/AI-healthcare-hackathon

This repository contains the work of the AI Wonder Girls team for the AI for Healthcare Hackathon

Primary LanguageJupyter Notebook

AI Healthcare Hackathon

Find out more about this project at its Devpost page.

Meet the team

This repository contais the work of the AI Wonder Girls team for the AI for Healthcare Hackathon!

Inspiration

The AI wonder Girls team members are experienced data scientists and are passionate about contributing their skills to Healthcare Domain.

What our tool does

The AI Medical Imaging application detects wrist fractures, automatically generates reports and displays an analytics dashboard from adaptable configuration capabilities.

The implementation of our batch inference model uses DenseNet121. It is an ImageNet-trained model using the MONAI library on the given data set for wrist fracture images, stored in a database. The model is fine-tuned, then optimized to an accuracy of 80% on the test dataset. The inference pipeline is developed with batch inference and updated in the database. The User interface based on Streamlit is developed with the configuration of database and report features used for analytics. A report for each imaging modality is generated automatically using the extracted DICOM features and the AI model prediction.

Challenges we faced

  • Understanding the radiology bottlenecks, use cases, and constraints.
  • Creating notifications to multiple devices like SMS, email, mobile, desktop as these communication options do not exist in a single framework that one can use.
  • Ensuring data privacy for patients.

Accomplishments that we're proud of

  • Training an AI model for fracture classification with 80% accuracy.
  • Developing a pipeline in Python with batch inference.
  • Generating Automated medical reports.
  • Building an Application User interface with Streamlit and Python.
  • Envisioning a clear strategy for further development of the tool.

And participating in the Hackathon!

Set of tasks:
1. In the hackathon project text above, which model does the batch inference implementation use?
2. Extend the hackathon project text above, picking up after its last line.

Extracted data:
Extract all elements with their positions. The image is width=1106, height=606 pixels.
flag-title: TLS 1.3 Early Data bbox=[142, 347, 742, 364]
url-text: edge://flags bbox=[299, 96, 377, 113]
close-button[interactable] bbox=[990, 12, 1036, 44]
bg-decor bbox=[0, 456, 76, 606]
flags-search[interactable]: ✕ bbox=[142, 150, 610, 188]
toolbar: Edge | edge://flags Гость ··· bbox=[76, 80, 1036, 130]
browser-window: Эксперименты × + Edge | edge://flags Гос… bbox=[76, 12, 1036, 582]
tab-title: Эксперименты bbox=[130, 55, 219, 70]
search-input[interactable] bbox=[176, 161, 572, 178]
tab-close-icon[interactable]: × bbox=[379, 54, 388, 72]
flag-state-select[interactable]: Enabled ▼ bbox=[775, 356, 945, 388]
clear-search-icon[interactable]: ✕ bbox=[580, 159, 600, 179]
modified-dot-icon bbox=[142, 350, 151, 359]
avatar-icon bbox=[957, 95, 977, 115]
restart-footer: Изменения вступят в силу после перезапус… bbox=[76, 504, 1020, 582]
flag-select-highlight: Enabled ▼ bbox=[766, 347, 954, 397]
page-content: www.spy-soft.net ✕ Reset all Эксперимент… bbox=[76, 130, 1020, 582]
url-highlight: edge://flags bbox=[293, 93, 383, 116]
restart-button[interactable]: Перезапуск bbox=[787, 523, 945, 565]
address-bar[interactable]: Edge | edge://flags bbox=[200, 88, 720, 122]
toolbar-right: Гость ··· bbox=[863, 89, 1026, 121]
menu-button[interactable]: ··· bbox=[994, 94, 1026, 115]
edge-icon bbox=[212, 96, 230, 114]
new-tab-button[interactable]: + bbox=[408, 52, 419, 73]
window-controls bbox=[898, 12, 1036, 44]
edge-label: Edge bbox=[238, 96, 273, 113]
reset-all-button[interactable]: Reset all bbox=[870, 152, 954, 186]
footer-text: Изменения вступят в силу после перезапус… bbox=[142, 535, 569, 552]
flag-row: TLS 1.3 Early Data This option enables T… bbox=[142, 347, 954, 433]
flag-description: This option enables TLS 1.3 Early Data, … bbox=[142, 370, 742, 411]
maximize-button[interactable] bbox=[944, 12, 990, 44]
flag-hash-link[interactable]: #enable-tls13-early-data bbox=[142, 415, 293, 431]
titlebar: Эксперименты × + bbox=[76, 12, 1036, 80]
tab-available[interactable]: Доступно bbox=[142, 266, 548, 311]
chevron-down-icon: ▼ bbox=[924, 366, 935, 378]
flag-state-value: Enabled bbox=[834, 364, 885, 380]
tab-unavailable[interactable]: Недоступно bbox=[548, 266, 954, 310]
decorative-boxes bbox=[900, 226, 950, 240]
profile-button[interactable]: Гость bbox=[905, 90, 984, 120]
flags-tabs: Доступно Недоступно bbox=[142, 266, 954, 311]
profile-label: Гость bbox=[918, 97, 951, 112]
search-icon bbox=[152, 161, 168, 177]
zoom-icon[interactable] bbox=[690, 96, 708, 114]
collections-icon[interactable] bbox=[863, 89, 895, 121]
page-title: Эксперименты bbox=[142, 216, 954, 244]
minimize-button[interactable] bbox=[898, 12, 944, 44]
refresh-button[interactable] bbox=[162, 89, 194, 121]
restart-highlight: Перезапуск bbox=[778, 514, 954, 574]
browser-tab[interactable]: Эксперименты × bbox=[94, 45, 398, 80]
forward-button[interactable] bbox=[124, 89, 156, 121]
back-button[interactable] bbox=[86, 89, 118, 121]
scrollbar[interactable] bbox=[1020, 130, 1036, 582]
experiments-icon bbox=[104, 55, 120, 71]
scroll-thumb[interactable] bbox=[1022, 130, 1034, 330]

Answers to the exercise:
1. DenseNet121

2.
Prototype Application: report generation application

Potential Application: patient analytics

What we learned

Healthcare needs are domain-specific and can vary from organization to organization. Policy and Regulation can also play a role in the way AI is developed and used. Domain knowledge input is an essential part of building an efficient AI product. Knowledge in both AI and Healthcare domains can help solve the bottlenecks in the workflows.

The pillars of our project

Innovation: The application and inference pipeline are built with standard REST APIs and opensource libraries frameworks which can integrate well with the existing radiology systems like PACS and AI models currently in use. Thus significantly improving the integration of AI into healthcare systems and enhancing the benefits to a larger population. The possible identification of high-risk health problems with this application will allow doctors to prioritize patients and ultimately save more lives.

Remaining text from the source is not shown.